-- Exercise --
Give the listing again exactly, omitting its images.

-- Listed entries --
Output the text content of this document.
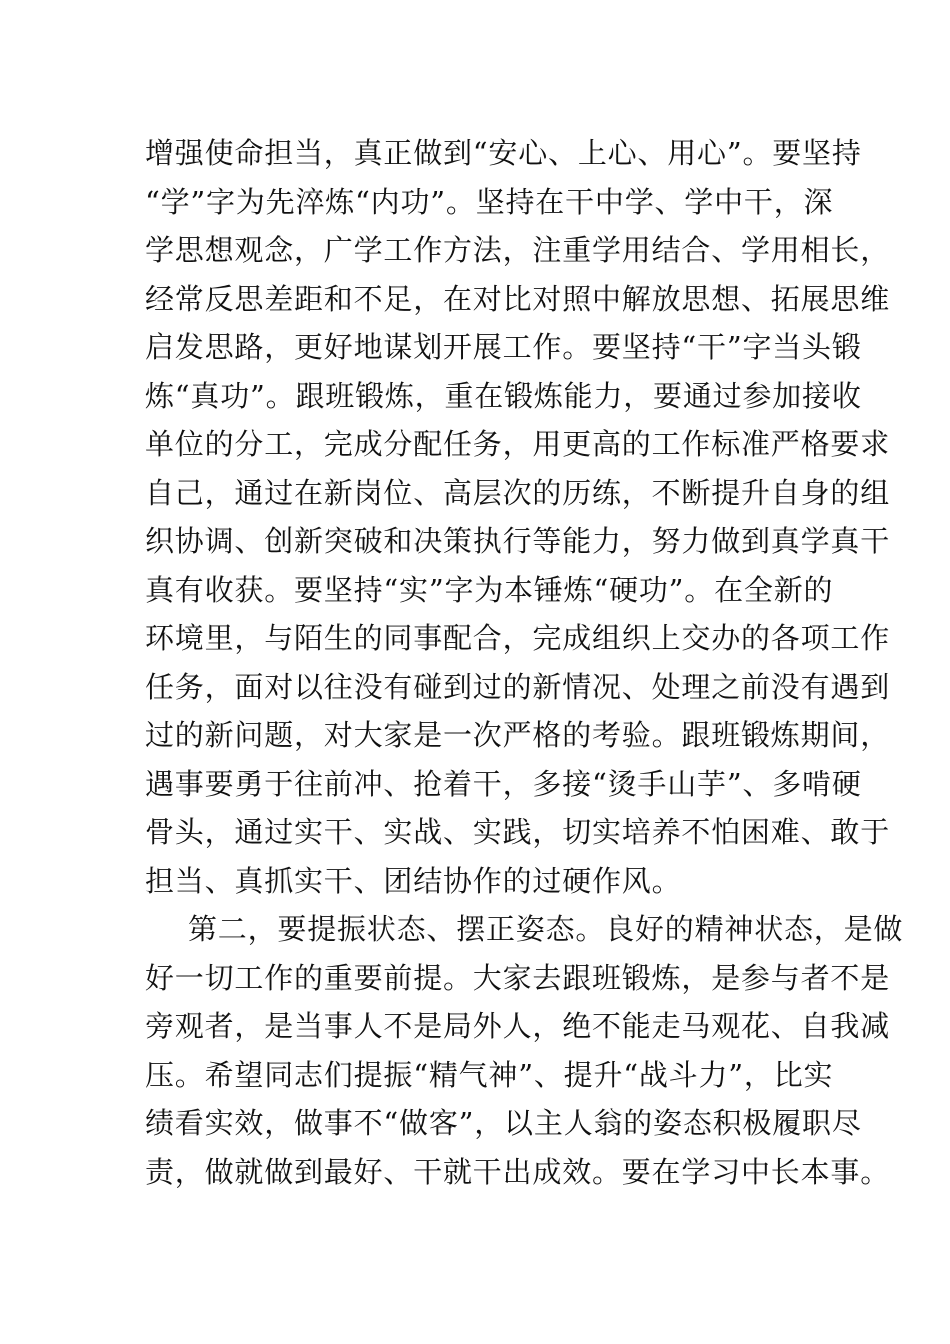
增强使命担当，真正做到“安心、上心、用心”。要坚持
“学”字为先淬炼“内功”。坚持在干中学、学中干，深
学思想观念，广学工作方法，注重学用结合、学用相长，
经常反思差距和不足，在对比对照中解放思想、拓展思维
启发思路，更好地谋划开展工作。要坚持“干”字当头锻
炼“真功”。跟班锻炼，重在锻炼能力，要通过参加接收
单位的分工，完成分配任务，用更高的工作标准严格要求
自己，通过在新岗位、高层次的历练，不断提升自身的组
织协调、创新突破和决策执行等能力，努力做到真学真干
真有收获。要坚持“实”字为本锤炼“硬功”。在全新的
环境里，与陌生的同事配合，完成组织上交办的各项工作
任务，面对以往没有碰到过的新情况、处理之前没有遇到
过的新问题，对大家是一次严格的考验。跟班锻炼期间，
遇事要勇于往前冲、抢着干，多接“烫手山芋”、多啃硬
骨头，通过实干、实战、实践，切实培养不怕困难、敢于
担当、真抓实干、团结协作的过硬作风。
第二，要提振状态、摆正姿态。良好的精神状态，是做
好一切工作的重要前提。大家去跟班锻炼，是参与者不是
旁观者，是当事人不是局外人，绝不能走马观花、自我减
压。希望同志们提振“精气神”、提升“战斗力”，比实
绩看实效，做事不“做客”，以主人翁的姿态积极履职尽
责，做就做到最好、干就干出成效。要在学习中长本事。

-- Answer to the problem --
Output the text content of this document.
增强使命担当，真正做到“安心、上心、用心”。要坚持
“学”字为先淬炼“内功”。坚持在干中学、学中干，深
学思想观念，广学工作方法，注重学用结合、学用相长，
经常反思差距和不足，在对比对照中解放思想、拓展思维
启发思路，更好地谋划开展工作。要坚持“干”字当头锻
炼“真功”。跟班锻炼，重在锻炼能力，要通过参加接收
单位的分工，完成分配任务，用更高的工作标准严格要求
自己，通过在新岗位、高层次的历练，不断提升自身的组
织协调、创新突破和决策执行等能力，努力做到真学真干
真有收获。要坚持“实”字为本锤炼“硬功”。在全新的
环境里，与陌生的同事配合，完成组织上交办的各项工作
任务，面对以往没有碰到过的新情况、处理之前没有遇到
过的新问题，对大家是一次严格的考验。跟班锻炼期间，
遇事要勇于往前冲、抢着干，多接“烫手山芋”、多啃硬
骨头，通过实干、实战、实践，切实培养不怕困难、敢于
担当、真抓实干、团结协作的过硬作风。
第二，要提振状态、摆正姿态。良好的精神状态，是做
好一切工作的重要前提。大家去跟班锻炼，是参与者不是
旁观者，是当事人不是局外人，绝不能走马观花、自我减
压。希望同志们提振“精气神”、提升“战斗力”，比实
绩看实效，做事不“做客”，以主人翁的姿态积极履职尽
责，做就做到最好、干就干出成效。要在学习中长本事。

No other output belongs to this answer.